-- Begin Excerpted data --

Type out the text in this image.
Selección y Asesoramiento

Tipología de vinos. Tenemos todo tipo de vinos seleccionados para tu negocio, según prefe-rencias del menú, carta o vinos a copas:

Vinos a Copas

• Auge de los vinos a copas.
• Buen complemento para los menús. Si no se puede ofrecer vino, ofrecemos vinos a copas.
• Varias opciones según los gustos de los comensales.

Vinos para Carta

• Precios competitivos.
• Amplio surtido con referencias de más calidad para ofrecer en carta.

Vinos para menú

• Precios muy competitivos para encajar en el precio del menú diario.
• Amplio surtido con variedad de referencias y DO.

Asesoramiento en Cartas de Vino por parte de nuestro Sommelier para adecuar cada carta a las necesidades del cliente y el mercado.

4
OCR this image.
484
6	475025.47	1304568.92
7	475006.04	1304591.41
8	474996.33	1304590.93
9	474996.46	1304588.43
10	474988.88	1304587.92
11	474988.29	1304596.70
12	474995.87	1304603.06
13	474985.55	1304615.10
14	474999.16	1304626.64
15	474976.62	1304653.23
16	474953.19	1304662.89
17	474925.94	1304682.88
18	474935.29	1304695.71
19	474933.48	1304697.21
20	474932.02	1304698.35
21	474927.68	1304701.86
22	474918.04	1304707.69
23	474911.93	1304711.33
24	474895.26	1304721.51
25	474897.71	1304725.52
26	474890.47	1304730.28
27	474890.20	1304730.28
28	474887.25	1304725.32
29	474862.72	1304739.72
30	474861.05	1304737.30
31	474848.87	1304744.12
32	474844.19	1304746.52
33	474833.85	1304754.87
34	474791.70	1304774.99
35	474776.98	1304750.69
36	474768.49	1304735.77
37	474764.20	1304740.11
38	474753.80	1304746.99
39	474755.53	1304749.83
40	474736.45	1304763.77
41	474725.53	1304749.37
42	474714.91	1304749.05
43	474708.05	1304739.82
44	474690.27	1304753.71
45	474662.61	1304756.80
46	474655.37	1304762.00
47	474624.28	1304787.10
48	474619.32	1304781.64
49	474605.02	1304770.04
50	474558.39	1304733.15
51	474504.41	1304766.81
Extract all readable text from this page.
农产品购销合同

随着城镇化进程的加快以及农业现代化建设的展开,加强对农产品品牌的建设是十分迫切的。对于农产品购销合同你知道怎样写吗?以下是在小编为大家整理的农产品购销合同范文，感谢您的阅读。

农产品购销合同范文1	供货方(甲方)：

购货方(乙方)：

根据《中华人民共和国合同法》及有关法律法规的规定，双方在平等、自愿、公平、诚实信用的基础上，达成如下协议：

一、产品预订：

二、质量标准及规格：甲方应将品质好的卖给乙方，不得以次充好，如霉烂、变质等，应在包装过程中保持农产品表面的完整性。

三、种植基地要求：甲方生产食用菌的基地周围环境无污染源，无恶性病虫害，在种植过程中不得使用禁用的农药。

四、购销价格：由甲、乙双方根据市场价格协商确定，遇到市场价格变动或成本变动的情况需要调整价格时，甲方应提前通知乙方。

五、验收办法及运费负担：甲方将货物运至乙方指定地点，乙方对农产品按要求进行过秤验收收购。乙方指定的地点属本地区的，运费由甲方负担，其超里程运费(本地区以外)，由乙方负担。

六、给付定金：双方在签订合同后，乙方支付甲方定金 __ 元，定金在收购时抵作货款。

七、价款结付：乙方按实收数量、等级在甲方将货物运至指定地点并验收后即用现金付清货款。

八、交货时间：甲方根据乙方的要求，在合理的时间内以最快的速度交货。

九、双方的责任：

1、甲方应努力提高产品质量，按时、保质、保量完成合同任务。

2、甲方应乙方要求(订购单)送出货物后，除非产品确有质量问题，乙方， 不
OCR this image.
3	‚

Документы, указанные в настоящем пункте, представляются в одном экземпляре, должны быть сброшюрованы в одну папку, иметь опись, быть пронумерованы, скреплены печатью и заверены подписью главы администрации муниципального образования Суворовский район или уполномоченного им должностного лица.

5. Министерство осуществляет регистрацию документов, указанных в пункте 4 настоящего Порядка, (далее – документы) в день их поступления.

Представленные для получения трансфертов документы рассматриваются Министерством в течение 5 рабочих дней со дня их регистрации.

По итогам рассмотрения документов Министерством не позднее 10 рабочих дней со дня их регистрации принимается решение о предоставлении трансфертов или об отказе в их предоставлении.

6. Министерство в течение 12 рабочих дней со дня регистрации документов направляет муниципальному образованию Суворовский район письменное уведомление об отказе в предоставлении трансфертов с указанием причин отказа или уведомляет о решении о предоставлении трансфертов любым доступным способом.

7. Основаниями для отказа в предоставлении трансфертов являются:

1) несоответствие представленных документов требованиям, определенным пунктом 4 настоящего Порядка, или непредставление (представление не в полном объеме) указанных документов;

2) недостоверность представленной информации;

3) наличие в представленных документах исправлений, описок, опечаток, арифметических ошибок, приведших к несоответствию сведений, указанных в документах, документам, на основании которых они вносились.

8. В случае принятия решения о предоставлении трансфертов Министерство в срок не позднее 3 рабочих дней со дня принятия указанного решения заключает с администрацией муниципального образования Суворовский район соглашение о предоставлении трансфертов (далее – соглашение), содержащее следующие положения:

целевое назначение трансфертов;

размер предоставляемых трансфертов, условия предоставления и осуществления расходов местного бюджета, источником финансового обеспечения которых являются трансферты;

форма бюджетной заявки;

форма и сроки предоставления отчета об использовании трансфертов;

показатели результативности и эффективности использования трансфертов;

-- End Excerpted data --

[Exercise instructions]
Every line above should be retyped exactly as given.

[Reply]
Type out the text in this image.
Selección y Asesoramiento

Tipología de vinos. Tenemos todo tipo de vinos seleccionados para tu negocio, según prefe-rencias del menú, carta o vinos a copas:

Vinos a Copas

• Auge de los vinos a copas.
• Buen complemento para los menús. Si no se puede ofrecer vino, ofrecemos vinos a copas.
• Varias opciones según los gustos de los comensales.

Vinos para Carta

• Precios competitivos.
• Amplio surtido con referencias de más calidad para ofrecer en carta.

Vinos para menú

• Precios muy competitivos para encajar en el precio del menú diario.
• Amplio surtido con variedad de referencias y DO.

Asesoramiento en Cartas de Vino por parte de nuestro Sommelier para adecuar cada carta a las necesidades del cliente y el mercado.

4
OCR this image.
484
6	475025.47	1304568.92
7	475006.04	1304591.41
8	474996.33	1304590.93
9	474996.46	1304588.43
10	474988.88	1304587.92
11	474988.29	1304596.70
12	474995.87	1304603.06
13	474985.55	1304615.10
14	474999.16	1304626.64
15	474976.62	1304653.23
16	474953.19	1304662.89
17	474925.94	1304682.88
18	474935.29	1304695.71
19	474933.48	1304697.21
20	474932.02	1304698.35
21	474927.68	1304701.86
22	474918.04	1304707.69
23	474911.93	1304711.33
24	474895.26	1304721.51
25	474897.71	1304725.52
26	474890.47	1304730.28
27	474890.20	1304730.28
28	474887.25	1304725.32
29	474862.72	1304739.72
30	474861.05	1304737.30
31	474848.87	1304744.12
32	474844.19	1304746.52
33	474833.85	1304754.87
34	474791.70	1304774.99
35	474776.98	1304750.69
36	474768.49	1304735.77
37	474764.20	1304740.11
38	474753.80	1304746.99
39	474755.53	1304749.83
40	474736.45	1304763.77
41	474725.53	1304749.37
42	474714.91	1304749.05
43	474708.05	1304739.82
44	474690.27	1304753.71
45	474662.61	1304756.80
46	474655.37	1304762.00
47	474624.28	1304787.10
48	474619.32	1304781.64
49	474605.02	1304770.04
50	474558.39	1304733.15
51	474504.41	1304766.81
Extract all readable text from this page.
农产品购销合同

随着城镇化进程的加快以及农业现代化建设的展开,加强对农产品品牌的建设是十分迫切的。对于农产品购销合同你知道怎样写吗?以下是在小编为大家整理的农产品购销合同范文，感谢您的阅读。

农产品购销合同范文1	供货方(甲方)：

购货方(乙方)：

根据《中华人民共和国合同法》及有关法律法规的规定，双方在平等、自愿、公平、诚实信用的基础上，达成如下协议：

一、产品预订：

二、质量标准及规格：甲方应将品质好的卖给乙方，不得以次充好，如霉烂、变质等，应在包装过程中保持农产品表面的完整性。

三、种植基地要求：甲方生产食用菌的基地周围环境无污染源，无恶性病虫害，在种植过程中不得使用禁用的农药。

四、购销价格：由甲、乙双方根据市场价格协商确定，遇到市场价格变动或成本变动的情况需要调整价格时，甲方应提前通知乙方。

五、验收办法及运费负担：甲方将货物运至乙方指定地点，乙方对农产品按要求进行过秤验收收购。乙方指定的地点属本地区的，运费由甲方负担，其超里程运费(本地区以外)，由乙方负担。

六、给付定金：双方在签订合同后，乙方支付甲方定金 __ 元，定金在收购时抵作货款。

七、价款结付：乙方按实收数量、等级在甲方将货物运至指定地点并验收后即用现金付清货款。

八、交货时间：甲方根据乙方的要求，在合理的时间内以最快的速度交货。

九、双方的责任：

1、甲方应努力提高产品质量，按时、保质、保量完成合同任务。

2、甲方应乙方要求(订购单)送出货物后，除非产品确有质量问题，乙方， 不
OCR this image.
3	‚

Документы, указанные в настоящем пункте, представляются в одном экземпляре, должны быть сброшюрованы в одну папку, иметь опись, быть пронумерованы, скреплены печатью и заверены подписью главы администрации муниципального образования Суворовский район или уполномоченного им должностного лица.

5. Министерство осуществляет регистрацию документов, указанных в пункте 4 настоящего Порядка, (далее – документы) в день их поступления.

Представленные для получения трансфертов документы рассматриваются Министерством в течение 5 рабочих дней со дня их регистрации.

По итогам рассмотрения документов Министерством не позднее 10 рабочих дней со дня их регистрации принимается решение о предоставлении трансфертов или об отказе в их предоставлении.

6. Министерство в течение 12 рабочих дней со дня регистрации документов направляет муниципальному образованию Суворовский район письменное уведомление об отказе в предоставлении трансфертов с указанием причин отказа или уведомляет о решении о предоставлении трансфертов любым доступным способом.

7. Основаниями для отказа в предоставлении трансфертов являются:

1) несоответствие представленных документов требованиям, определенным пунктом 4 настоящего Порядка, или непредставление (представление не в полном объеме) указанных документов;

2) недостоверность представленной информации;

3) наличие в представленных документах исправлений, описок, опечаток, арифметических ошибок, приведших к несоответствию сведений, указанных в документах, документам, на основании которых они вносились.

8. В случае принятия решения о предоставлении трансфертов Министерство в срок не позднее 3 рабочих дней со дня принятия указанного решения заключает с администрацией муниципального образования Суворовский район соглашение о предоставлении трансфертов (далее – соглашение), содержащее следующие положения:

целевое назначение трансфертов;

размер предоставляемых трансфертов, условия предоставления и осуществления расходов местного бюджета, источником финансового обеспечения которых являются трансферты;

форма бюджетной заявки;

форма и сроки предоставления отчета об использовании трансфертов;

показатели результативности и эффективности использования трансфертов;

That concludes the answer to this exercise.